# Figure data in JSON

╭──

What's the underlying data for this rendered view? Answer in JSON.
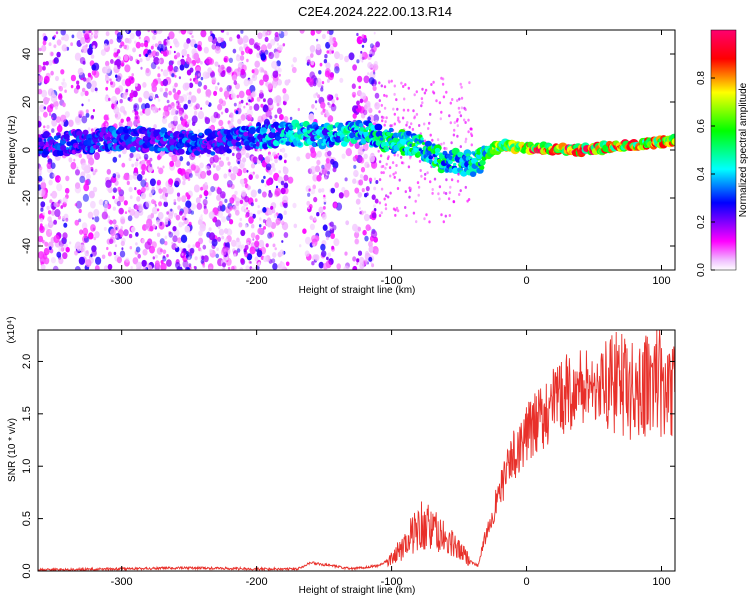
{
  "figure": {
    "title": "C2E4.2024.222.00.13.R14"
  },
  "chart_data": [
    {
      "type": "heatmap",
      "xlabel": "Height of straight line (km)",
      "ylabel": "Frequency (Hz)",
      "xlim": [
        -362,
        110
      ],
      "ylim": [
        -50,
        50
      ],
      "xticks": [
        -300,
        -200,
        -100,
        0,
        100
      ],
      "yticks": [
        -40,
        -20,
        0,
        20,
        40
      ],
      "grid": false,
      "colorbar": {
        "label": "Normalized spectral amplitude",
        "range": [
          0,
          1
        ],
        "ticks": [
          "0.0",
          "0.2",
          "0.4",
          "0.6",
          "0.8"
        ],
        "colors": [
          "#ffffff",
          "#ff00ff",
          "#0000ff",
          "#00ffff",
          "#00ff00",
          "#ffff00",
          "#ff0000"
        ]
      },
      "signal_trace": [
        {
          "x": -360,
          "f": 2,
          "amp": 0.3
        },
        {
          "x": -300,
          "f": 5,
          "amp": 0.35
        },
        {
          "x": -250,
          "f": 3,
          "amp": 0.35
        },
        {
          "x": -230,
          "f": 3,
          "amp": 0.3
        },
        {
          "x": -180,
          "f": 7,
          "amp": 0.45
        },
        {
          "x": -150,
          "f": 6,
          "amp": 0.45
        },
        {
          "x": -120,
          "f": 7,
          "amp": 0.5
        },
        {
          "x": -100,
          "f": 4,
          "amp": 0.55
        },
        {
          "x": -80,
          "f": 2,
          "amp": 0.55
        },
        {
          "x": -60,
          "f": -5,
          "amp": 0.55
        },
        {
          "x": -50,
          "f": -5,
          "amp": 0.5
        },
        {
          "x": -40,
          "f": -6,
          "amp": 0.5
        },
        {
          "x": -30,
          "f": -2,
          "amp": 0.6
        },
        {
          "x": -20,
          "f": 2,
          "amp": 0.7
        },
        {
          "x": 0,
          "f": 1,
          "amp": 0.9
        },
        {
          "x": 40,
          "f": 0,
          "amp": 0.95
        },
        {
          "x": 80,
          "f": 2,
          "amp": 0.85
        },
        {
          "x": 110,
          "f": 4,
          "amp": 0.8
        }
      ]
    },
    {
      "type": "line",
      "xlabel": "Height of straight line (km)",
      "ylabel": "SNR (10 * v/v)",
      "yscale_note": "(x10⁴)",
      "xlim": [
        -362,
        110
      ],
      "ylim": [
        0,
        2.3
      ],
      "xticks": [
        -300,
        -200,
        -100,
        0,
        100
      ],
      "yticks": [
        0.0,
        0.5,
        1.0,
        1.5,
        2.0
      ],
      "grid": false,
      "series": [
        {
          "color": "#e8302a",
          "x": [
            -362,
            -300,
            -250,
            -200,
            -170,
            -160,
            -150,
            -130,
            -110,
            -100,
            -90,
            -80,
            -70,
            -60,
            -50,
            -40,
            -36,
            -30,
            -20,
            -10,
            0,
            10,
            20,
            30,
            40,
            50,
            60,
            70,
            80,
            90,
            100,
            110
          ],
          "y": [
            0.01,
            0.02,
            0.03,
            0.02,
            0.02,
            0.08,
            0.06,
            0.02,
            0.05,
            0.12,
            0.25,
            0.45,
            0.4,
            0.3,
            0.2,
            0.08,
            0.05,
            0.35,
            0.75,
            1.1,
            1.3,
            1.45,
            1.6,
            1.7,
            1.75,
            1.78,
            1.8,
            1.78,
            1.7,
            1.8,
            1.75,
            1.7
          ]
        }
      ]
    }
  ]
}
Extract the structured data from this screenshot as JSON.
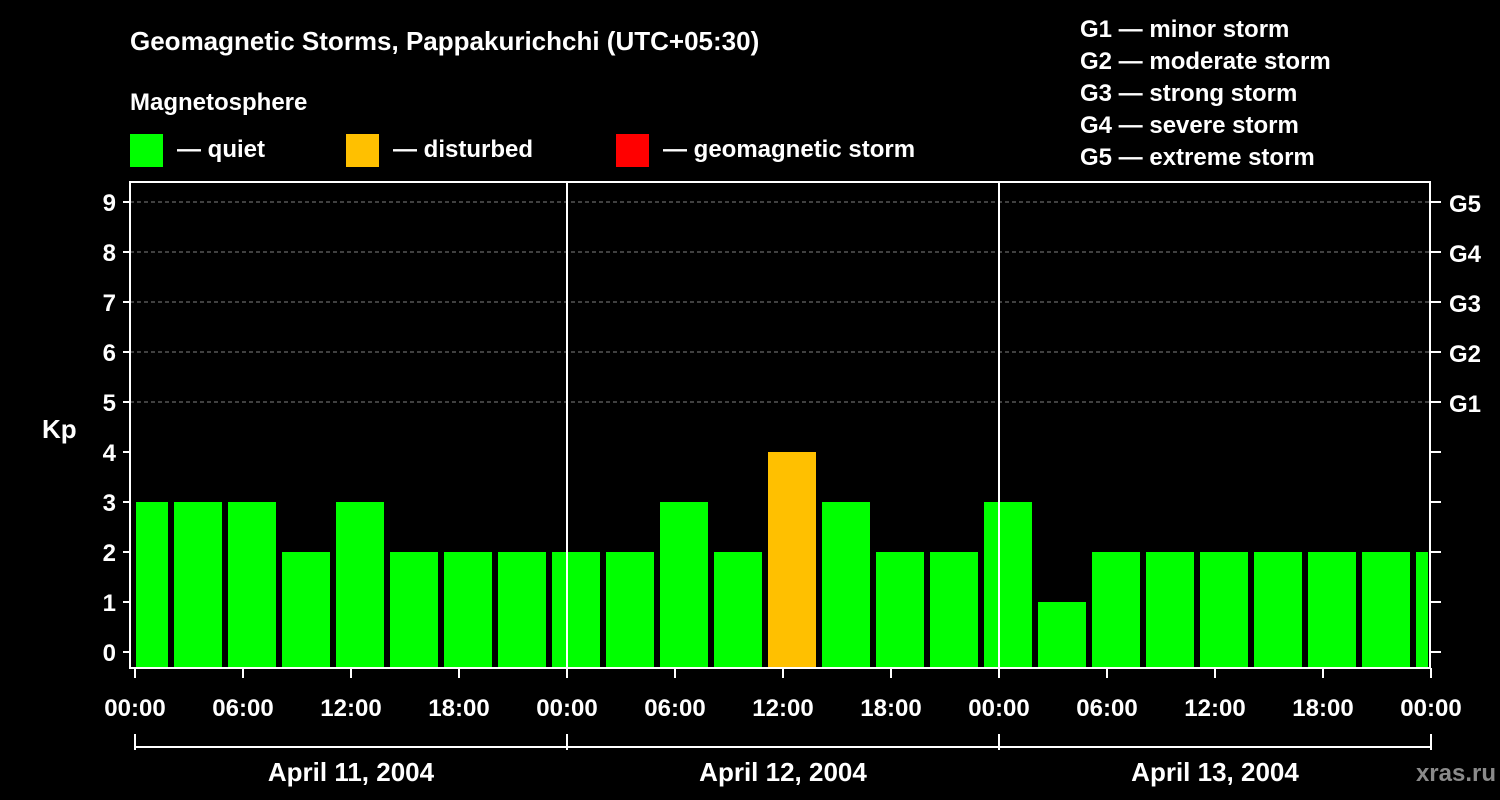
{
  "chart_data": {
    "type": "bar",
    "title": "Geomagnetic Storms, Pappakurichchi (UTC+05:30)",
    "legend_title": "Magnetosphere",
    "legend": [
      {
        "label": "— quiet",
        "color": "#00ff00"
      },
      {
        "label": "— disturbed",
        "color": "#ffc000"
      },
      {
        "label": "— geomagnetic storm",
        "color": "#ff0000"
      }
    ],
    "scale_legend": [
      "G1 — minor storm",
      "G2 — moderate storm",
      "G3 — strong storm",
      "G4 — severe storm",
      "G5 — extreme storm"
    ],
    "ylabel": "Kp",
    "ylim": [
      0,
      9
    ],
    "yticks": [
      "0",
      "1",
      "2",
      "3",
      "4",
      "5",
      "6",
      "7",
      "8",
      "9"
    ],
    "right_ticks": [
      {
        "kp": 5,
        "label": "G1"
      },
      {
        "kp": 6,
        "label": "G2"
      },
      {
        "kp": 7,
        "label": "G3"
      },
      {
        "kp": 8,
        "label": "G4"
      },
      {
        "kp": 9,
        "label": "G5"
      }
    ],
    "xticks": [
      "00:00",
      "06:00",
      "12:00",
      "18:00",
      "00:00",
      "06:00",
      "12:00",
      "18:00",
      "00:00",
      "06:00",
      "12:00",
      "18:00",
      "00:00"
    ],
    "days": [
      "April 11, 2004",
      "April 12, 2004",
      "April 13, 2004"
    ],
    "values": [
      3,
      3,
      3,
      2,
      3,
      2,
      2,
      2,
      2,
      2,
      3,
      2,
      4,
      3,
      2,
      2,
      3,
      1,
      2,
      2,
      2,
      2,
      2,
      2,
      2
    ],
    "colors": {
      "quiet": "#00ff00",
      "disturbed": "#ffc000",
      "storm": "#ff0000",
      "grid": "#808080"
    },
    "grid": true
  },
  "watermark": "xras.ru"
}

╰──

# Task statement
Copy all the lines of data exactly as they appear, dropping any images.

# Answer to this exercise
What's the underlying data for this rendered view? Answer in JSON.
{
  "figure": {
    "title": "C2E4.2024.222.00.13.R14"
  },
  "chart_data": [
    {
      "type": "heatmap",
      "xlabel": "Height of straight line (km)",
      "ylabel": "Frequency (Hz)",
      "xlim": [
        -362,
        110
      ],
      "ylim": [
        -50,
        50
      ],
      "xticks": [
        -300,
        -200,
        -100,
        0,
        100
      ],
      "yticks": [
        -40,
        -20,
        0,
        20,
        40
      ],
      "grid": false,
      "colorbar": {
        "label": "Normalized spectral amplitude",
        "range": [
          0,
          1
        ],
        "ticks": [
          "0.0",
          "0.2",
          "0.4",
          "0.6",
          "0.8"
        ],
        "colors": [
          "#ffffff",
          "#ff00ff",
          "#0000ff",
          "#00ffff",
          "#00ff00",
          "#ffff00",
          "#ff0000"
        ]
      },
      "signal_trace": [
        {
          "x": -360,
          "f": 2,
          "amp": 0.3
        },
        {
          "x": -300,
          "f": 5,
          "amp": 0.35
        },
        {
          "x": -250,
          "f": 3,
          "amp": 0.35
        },
        {
          "x": -230,
          "f": 3,
          "amp": 0.3
        },
        {
          "x": -180,
          "f": 7,
          "amp": 0.45
        },
        {
          "x": -150,
          "f": 6,
          "amp": 0.45
        },
        {
          "x": -120,
          "f": 7,
          "amp": 0.5
        },
        {
          "x": -100,
          "f": 4,
          "amp": 0.55
        },
        {
          "x": -80,
          "f": 2,
          "amp": 0.55
        },
        {
          "x": -60,
          "f": -5,
          "amp": 0.55
        },
        {
          "x": -50,
          "f": -5,
          "amp": 0.5
        },
        {
          "x": -40,
          "f": -6,
          "amp": 0.5
        },
        {
          "x": -30,
          "f": -2,
          "amp": 0.6
        },
        {
          "x": -20,
          "f": 2,
          "amp": 0.7
        },
        {
          "x": 0,
          "f": 1,
          "amp": 0.9
        },
        {
          "x": 40,
          "f": 0,
          "amp": 0.95
        },
        {
          "x": 80,
          "f": 2,
          "amp": 0.85
        },
        {
          "x": 110,
          "f": 4,
          "amp": 0.8
        }
      ]
    },
    {
      "type": "line",
      "xlabel": "Height of straight line (km)",
      "ylabel": "SNR (10 * v/v)",
      "yscale_note": "(x10⁴)",
      "xlim": [
        -362,
        110
      ],
      "ylim": [
        0,
        2.3
      ],
      "xticks": [
        -300,
        -200,
        -100,
        0,
        100
      ],
      "yticks": [
        0.0,
        0.5,
        1.0,
        1.5,
        2.0
      ],
      "grid": false,
      "series": [
        {
          "color": "#e8302a",
          "x": [
            -362,
            -300,
            -250,
            -200,
            -170,
            -160,
            -150,
            -130,
            -110,
            -100,
            -90,
            -80,
            -70,
            -60,
            -50,
            -40,
            -36,
            -30,
            -20,
            -10,
            0,
            10,
            20,
            30,
            40,
            50,
            60,
            70,
            80,
            90,
            100,
            110
          ],
          "y": [
            0.01,
            0.02,
            0.03,
            0.02,
            0.02,
            0.08,
            0.06,
            0.02,
            0.05,
            0.12,
            0.25,
            0.45,
            0.4,
            0.3,
            0.2,
            0.08,
            0.05,
            0.35,
            0.75,
            1.1,
            1.3,
            1.45,
            1.6,
            1.7,
            1.75,
            1.78,
            1.8,
            1.78,
            1.7,
            1.8,
            1.75,
            1.7
          ]
        }
      ]
    }
  ]
}
Extract the structured data from this screenshot as JSON.
{
  "chart_data": {
    "type": "bar",
    "title": "Geomagnetic Storms, Pappakurichchi (UTC+05:30)",
    "legend_title": "Magnetosphere",
    "legend": [
      {
        "label": "— quiet",
        "color": "#00ff00"
      },
      {
        "label": "— disturbed",
        "color": "#ffc000"
      },
      {
        "label": "— geomagnetic storm",
        "color": "#ff0000"
      }
    ],
    "scale_legend": [
      "G1 — minor storm",
      "G2 — moderate storm",
      "G3 — strong storm",
      "G4 — severe storm",
      "G5 — extreme storm"
    ],
    "ylabel": "Kp",
    "ylim": [
      0,
      9
    ],
    "yticks": [
      "0",
      "1",
      "2",
      "3",
      "4",
      "5",
      "6",
      "7",
      "8",
      "9"
    ],
    "right_ticks": [
      {
        "kp": 5,
        "label": "G1"
      },
      {
        "kp": 6,
        "label": "G2"
      },
      {
        "kp": 7,
        "label": "G3"
      },
      {
        "kp": 8,
        "label": "G4"
      },
      {
        "kp": 9,
        "label": "G5"
      }
    ],
    "xticks": [
      "00:00",
      "06:00",
      "12:00",
      "18:00",
      "00:00",
      "06:00",
      "12:00",
      "18:00",
      "00:00",
      "06:00",
      "12:00",
      "18:00",
      "00:00"
    ],
    "days": [
      "April 11, 2004",
      "April 12, 2004",
      "April 13, 2004"
    ],
    "values": [
      3,
      3,
      3,
      2,
      3,
      2,
      2,
      2,
      2,
      2,
      3,
      2,
      4,
      3,
      2,
      2,
      3,
      1,
      2,
      2,
      2,
      2,
      2,
      2,
      2
    ],
    "colors": {
      "quiet": "#00ff00",
      "disturbed": "#ffc000",
      "storm": "#ff0000",
      "grid": "#808080"
    },
    "grid": true
  },
  "watermark": "xras.ru"
}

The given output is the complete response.